» **Required work**: In the following material, identify every line holding the string "type" and return it.

* START Raw data *

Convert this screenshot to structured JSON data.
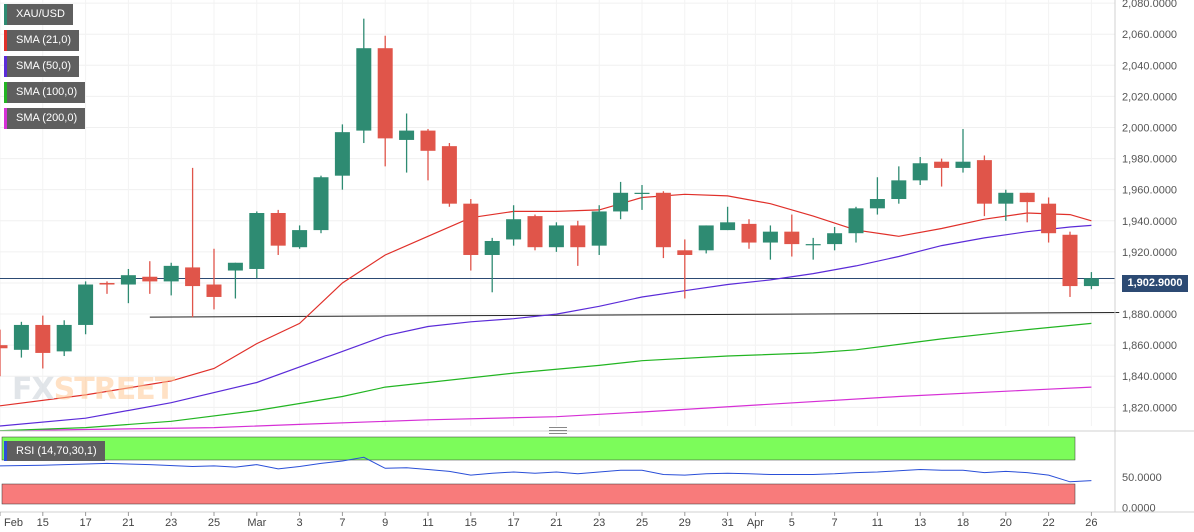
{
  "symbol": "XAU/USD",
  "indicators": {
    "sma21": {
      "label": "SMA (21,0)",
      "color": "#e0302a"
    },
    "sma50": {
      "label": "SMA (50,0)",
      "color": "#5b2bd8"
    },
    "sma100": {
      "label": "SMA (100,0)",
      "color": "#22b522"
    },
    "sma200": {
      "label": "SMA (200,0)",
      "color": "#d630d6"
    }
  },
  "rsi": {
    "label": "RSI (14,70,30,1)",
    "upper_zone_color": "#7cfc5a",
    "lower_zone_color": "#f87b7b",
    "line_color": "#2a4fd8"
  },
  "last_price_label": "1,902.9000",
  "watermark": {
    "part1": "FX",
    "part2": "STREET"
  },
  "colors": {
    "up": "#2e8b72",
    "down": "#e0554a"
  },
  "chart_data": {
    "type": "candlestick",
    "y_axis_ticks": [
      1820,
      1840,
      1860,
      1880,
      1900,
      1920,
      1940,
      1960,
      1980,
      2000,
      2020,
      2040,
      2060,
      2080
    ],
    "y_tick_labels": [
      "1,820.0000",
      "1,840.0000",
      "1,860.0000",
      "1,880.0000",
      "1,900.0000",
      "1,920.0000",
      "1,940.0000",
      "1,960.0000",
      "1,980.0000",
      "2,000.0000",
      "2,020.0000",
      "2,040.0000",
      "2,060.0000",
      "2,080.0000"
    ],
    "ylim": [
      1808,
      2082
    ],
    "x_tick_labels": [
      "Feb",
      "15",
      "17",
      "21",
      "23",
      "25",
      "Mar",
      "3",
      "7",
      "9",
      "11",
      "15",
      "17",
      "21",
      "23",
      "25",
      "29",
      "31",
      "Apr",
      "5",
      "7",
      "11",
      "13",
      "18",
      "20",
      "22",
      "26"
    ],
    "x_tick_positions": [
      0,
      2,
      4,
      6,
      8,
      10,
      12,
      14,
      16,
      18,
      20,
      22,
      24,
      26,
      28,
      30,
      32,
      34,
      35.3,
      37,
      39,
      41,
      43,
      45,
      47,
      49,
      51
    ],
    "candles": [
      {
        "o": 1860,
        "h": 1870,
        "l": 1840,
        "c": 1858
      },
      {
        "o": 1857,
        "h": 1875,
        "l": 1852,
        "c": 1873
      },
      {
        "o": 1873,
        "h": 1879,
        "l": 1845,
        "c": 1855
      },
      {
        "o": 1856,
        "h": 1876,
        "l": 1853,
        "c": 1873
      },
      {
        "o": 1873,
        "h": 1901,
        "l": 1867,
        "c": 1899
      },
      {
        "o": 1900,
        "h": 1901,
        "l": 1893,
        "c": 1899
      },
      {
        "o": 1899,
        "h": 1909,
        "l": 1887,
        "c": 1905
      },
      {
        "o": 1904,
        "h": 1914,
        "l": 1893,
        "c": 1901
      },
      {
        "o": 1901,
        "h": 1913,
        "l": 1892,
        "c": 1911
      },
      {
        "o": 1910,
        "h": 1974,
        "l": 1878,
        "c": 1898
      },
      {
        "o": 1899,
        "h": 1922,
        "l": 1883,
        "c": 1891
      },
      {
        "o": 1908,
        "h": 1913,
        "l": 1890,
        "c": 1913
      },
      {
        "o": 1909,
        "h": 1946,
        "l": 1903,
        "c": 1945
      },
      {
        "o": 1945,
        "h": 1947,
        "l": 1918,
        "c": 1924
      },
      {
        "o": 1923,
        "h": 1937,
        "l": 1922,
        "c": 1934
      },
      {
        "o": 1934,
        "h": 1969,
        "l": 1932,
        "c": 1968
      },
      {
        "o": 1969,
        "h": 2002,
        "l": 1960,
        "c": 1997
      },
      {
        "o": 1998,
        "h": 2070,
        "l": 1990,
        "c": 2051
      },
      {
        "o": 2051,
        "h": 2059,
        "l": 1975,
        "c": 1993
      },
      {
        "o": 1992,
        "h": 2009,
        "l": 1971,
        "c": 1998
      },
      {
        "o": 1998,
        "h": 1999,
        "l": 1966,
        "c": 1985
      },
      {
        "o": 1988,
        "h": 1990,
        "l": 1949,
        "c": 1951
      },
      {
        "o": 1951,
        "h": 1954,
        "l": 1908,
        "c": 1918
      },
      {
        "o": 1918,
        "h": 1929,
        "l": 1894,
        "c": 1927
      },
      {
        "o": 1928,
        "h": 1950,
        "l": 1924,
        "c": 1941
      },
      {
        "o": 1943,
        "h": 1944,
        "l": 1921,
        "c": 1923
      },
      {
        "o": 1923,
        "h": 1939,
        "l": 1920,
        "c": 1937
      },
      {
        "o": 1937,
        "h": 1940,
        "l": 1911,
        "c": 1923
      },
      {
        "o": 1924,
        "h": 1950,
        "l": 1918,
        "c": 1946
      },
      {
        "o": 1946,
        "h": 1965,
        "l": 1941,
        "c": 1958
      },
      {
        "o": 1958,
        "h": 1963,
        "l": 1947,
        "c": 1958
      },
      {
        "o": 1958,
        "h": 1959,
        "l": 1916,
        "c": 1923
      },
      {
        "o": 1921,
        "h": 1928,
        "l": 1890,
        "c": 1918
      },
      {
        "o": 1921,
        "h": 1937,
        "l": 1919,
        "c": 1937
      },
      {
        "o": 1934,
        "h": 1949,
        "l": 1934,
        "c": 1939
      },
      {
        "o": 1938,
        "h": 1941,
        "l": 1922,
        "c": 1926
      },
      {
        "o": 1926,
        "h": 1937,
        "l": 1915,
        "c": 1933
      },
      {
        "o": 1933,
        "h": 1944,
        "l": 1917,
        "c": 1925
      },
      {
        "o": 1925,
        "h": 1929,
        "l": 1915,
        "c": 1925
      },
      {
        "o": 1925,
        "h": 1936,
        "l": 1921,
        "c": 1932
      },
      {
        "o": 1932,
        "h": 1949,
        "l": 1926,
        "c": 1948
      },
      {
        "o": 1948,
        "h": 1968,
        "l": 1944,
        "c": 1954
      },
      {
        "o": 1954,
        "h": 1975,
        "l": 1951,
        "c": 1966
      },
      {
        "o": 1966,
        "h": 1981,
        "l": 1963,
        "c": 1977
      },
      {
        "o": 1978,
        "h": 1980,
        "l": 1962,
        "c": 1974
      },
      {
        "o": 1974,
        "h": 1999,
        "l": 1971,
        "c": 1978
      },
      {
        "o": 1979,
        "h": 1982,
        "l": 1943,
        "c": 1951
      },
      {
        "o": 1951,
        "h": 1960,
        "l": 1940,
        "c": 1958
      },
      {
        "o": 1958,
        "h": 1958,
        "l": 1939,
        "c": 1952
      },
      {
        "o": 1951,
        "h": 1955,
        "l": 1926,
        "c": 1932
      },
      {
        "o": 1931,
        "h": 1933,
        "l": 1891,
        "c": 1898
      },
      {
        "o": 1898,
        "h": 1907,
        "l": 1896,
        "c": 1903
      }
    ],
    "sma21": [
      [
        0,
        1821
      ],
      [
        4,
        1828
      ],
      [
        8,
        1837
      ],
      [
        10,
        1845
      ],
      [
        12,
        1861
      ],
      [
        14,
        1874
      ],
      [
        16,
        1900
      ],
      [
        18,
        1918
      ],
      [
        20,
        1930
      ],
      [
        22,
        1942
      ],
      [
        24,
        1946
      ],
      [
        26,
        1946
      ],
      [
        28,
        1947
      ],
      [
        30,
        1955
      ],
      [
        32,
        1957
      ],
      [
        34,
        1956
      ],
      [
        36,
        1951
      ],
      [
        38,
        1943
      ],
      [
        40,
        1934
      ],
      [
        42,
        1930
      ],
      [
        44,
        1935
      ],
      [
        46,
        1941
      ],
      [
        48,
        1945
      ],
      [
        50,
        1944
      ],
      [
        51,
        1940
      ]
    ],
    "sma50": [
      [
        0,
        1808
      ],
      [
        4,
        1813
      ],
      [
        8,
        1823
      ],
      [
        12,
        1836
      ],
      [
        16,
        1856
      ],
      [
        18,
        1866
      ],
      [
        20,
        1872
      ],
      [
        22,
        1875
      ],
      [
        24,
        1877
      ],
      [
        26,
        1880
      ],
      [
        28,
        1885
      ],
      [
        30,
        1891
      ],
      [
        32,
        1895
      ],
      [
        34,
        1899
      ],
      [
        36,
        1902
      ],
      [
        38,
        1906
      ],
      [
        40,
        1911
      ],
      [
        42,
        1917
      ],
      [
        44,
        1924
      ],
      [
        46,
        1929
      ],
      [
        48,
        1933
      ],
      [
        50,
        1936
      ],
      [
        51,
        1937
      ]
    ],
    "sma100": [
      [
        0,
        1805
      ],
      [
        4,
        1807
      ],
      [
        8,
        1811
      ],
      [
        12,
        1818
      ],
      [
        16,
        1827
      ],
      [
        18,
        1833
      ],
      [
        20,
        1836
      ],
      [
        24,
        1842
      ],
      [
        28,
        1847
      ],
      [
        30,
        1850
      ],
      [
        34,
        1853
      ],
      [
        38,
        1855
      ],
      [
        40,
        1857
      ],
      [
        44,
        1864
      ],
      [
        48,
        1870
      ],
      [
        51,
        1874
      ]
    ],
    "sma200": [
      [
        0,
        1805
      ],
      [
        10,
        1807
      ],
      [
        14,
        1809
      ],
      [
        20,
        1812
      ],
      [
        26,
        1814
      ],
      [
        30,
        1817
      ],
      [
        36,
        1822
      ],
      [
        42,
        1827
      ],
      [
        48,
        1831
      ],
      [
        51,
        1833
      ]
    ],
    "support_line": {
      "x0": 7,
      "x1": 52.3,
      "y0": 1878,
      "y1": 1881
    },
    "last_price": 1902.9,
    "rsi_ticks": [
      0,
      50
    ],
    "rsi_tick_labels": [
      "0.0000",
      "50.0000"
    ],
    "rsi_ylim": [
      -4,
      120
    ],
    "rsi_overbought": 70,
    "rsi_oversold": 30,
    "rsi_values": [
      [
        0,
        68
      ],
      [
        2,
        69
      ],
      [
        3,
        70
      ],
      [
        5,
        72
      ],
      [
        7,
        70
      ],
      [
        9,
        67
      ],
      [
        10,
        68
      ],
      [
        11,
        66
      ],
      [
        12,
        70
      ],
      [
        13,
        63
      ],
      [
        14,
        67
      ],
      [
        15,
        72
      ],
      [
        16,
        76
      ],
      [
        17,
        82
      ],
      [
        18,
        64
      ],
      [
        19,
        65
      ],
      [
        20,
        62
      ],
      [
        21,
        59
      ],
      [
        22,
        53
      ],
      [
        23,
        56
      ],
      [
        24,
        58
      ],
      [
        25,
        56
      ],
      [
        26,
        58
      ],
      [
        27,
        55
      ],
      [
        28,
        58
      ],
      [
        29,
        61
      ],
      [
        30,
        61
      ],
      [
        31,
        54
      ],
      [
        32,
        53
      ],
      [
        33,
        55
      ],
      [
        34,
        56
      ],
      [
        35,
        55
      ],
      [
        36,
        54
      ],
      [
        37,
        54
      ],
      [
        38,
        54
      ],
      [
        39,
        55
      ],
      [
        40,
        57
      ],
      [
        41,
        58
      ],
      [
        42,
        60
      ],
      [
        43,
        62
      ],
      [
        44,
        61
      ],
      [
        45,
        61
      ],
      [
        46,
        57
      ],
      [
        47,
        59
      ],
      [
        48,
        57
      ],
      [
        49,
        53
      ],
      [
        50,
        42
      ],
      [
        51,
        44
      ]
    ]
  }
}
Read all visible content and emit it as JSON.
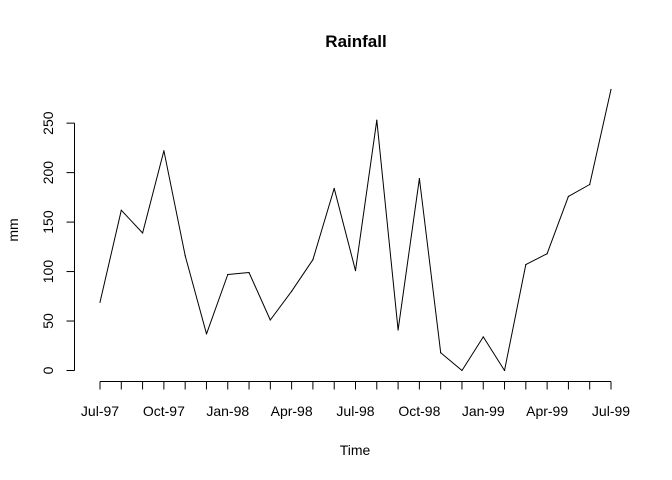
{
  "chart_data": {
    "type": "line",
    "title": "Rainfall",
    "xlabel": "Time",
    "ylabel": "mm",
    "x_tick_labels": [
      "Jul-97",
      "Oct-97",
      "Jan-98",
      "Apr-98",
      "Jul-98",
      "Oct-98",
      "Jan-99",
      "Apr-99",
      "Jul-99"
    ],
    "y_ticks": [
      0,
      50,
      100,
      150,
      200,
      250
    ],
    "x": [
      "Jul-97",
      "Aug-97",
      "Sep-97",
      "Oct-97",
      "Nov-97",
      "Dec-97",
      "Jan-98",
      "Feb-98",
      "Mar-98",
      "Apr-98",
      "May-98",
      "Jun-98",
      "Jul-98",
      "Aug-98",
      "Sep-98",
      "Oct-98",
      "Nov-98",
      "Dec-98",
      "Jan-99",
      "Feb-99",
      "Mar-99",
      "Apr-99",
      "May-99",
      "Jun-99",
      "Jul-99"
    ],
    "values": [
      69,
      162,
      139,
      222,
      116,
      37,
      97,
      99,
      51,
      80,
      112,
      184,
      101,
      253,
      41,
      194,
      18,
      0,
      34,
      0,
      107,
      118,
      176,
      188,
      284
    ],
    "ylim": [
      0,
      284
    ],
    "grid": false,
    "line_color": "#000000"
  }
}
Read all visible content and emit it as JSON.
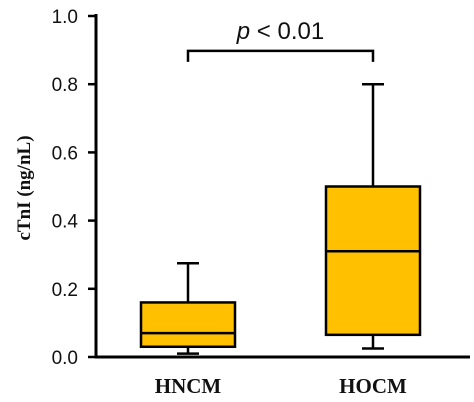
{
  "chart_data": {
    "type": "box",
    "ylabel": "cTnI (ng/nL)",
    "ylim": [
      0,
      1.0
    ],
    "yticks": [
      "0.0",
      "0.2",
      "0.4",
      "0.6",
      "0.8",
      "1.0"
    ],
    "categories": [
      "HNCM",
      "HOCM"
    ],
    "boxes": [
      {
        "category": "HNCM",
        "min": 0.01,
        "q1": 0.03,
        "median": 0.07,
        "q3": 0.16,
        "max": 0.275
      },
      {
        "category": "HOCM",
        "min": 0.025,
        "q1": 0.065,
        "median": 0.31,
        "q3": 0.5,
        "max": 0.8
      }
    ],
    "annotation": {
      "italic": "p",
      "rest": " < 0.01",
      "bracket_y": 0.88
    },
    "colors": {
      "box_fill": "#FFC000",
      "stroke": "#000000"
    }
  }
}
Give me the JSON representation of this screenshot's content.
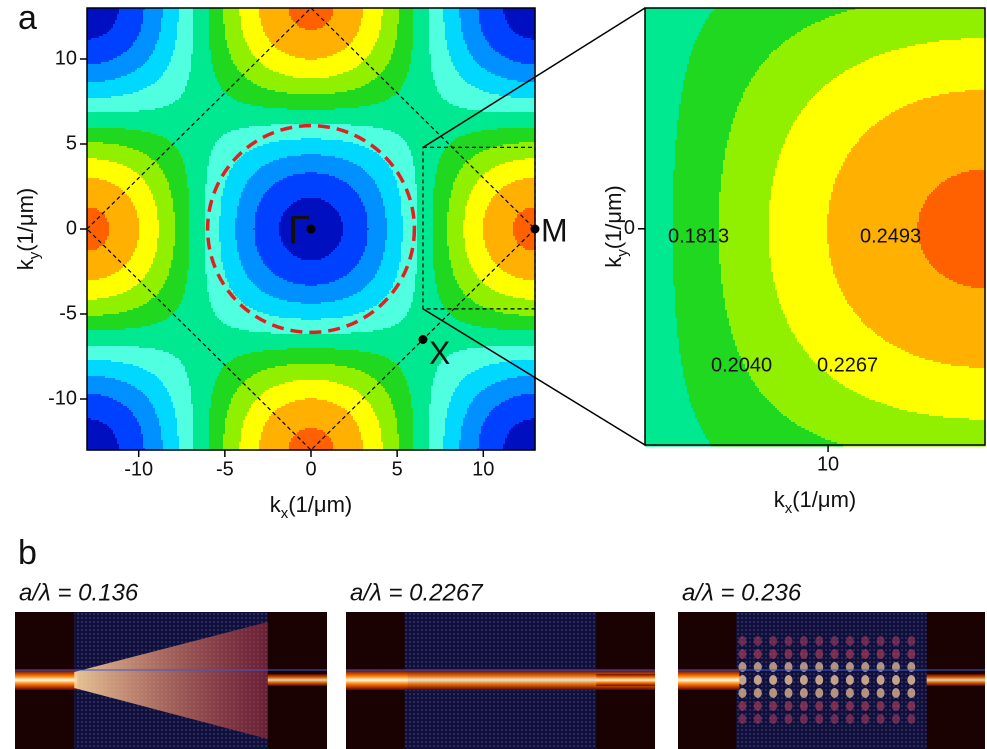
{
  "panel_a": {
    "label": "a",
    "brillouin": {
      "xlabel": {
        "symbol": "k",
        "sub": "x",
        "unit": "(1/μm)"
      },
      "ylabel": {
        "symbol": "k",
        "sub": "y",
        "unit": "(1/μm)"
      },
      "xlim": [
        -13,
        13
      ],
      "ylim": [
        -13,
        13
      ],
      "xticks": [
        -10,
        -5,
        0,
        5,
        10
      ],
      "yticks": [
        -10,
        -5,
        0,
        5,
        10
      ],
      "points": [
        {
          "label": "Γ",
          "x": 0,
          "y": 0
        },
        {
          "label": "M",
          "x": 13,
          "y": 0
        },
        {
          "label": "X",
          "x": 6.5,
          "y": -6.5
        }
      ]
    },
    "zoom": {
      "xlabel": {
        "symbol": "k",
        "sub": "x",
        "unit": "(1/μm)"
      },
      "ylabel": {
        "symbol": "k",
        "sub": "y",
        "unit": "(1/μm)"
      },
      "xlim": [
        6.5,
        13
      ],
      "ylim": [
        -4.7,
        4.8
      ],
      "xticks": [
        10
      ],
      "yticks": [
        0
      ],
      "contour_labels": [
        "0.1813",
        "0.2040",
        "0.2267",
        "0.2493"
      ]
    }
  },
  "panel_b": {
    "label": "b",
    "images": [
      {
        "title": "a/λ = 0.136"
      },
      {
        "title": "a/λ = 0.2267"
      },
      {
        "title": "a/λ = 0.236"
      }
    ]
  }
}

* END Raw data *

» **Correct response**:
    "type": "candlestick",
    "type": "line",
    "type": "box",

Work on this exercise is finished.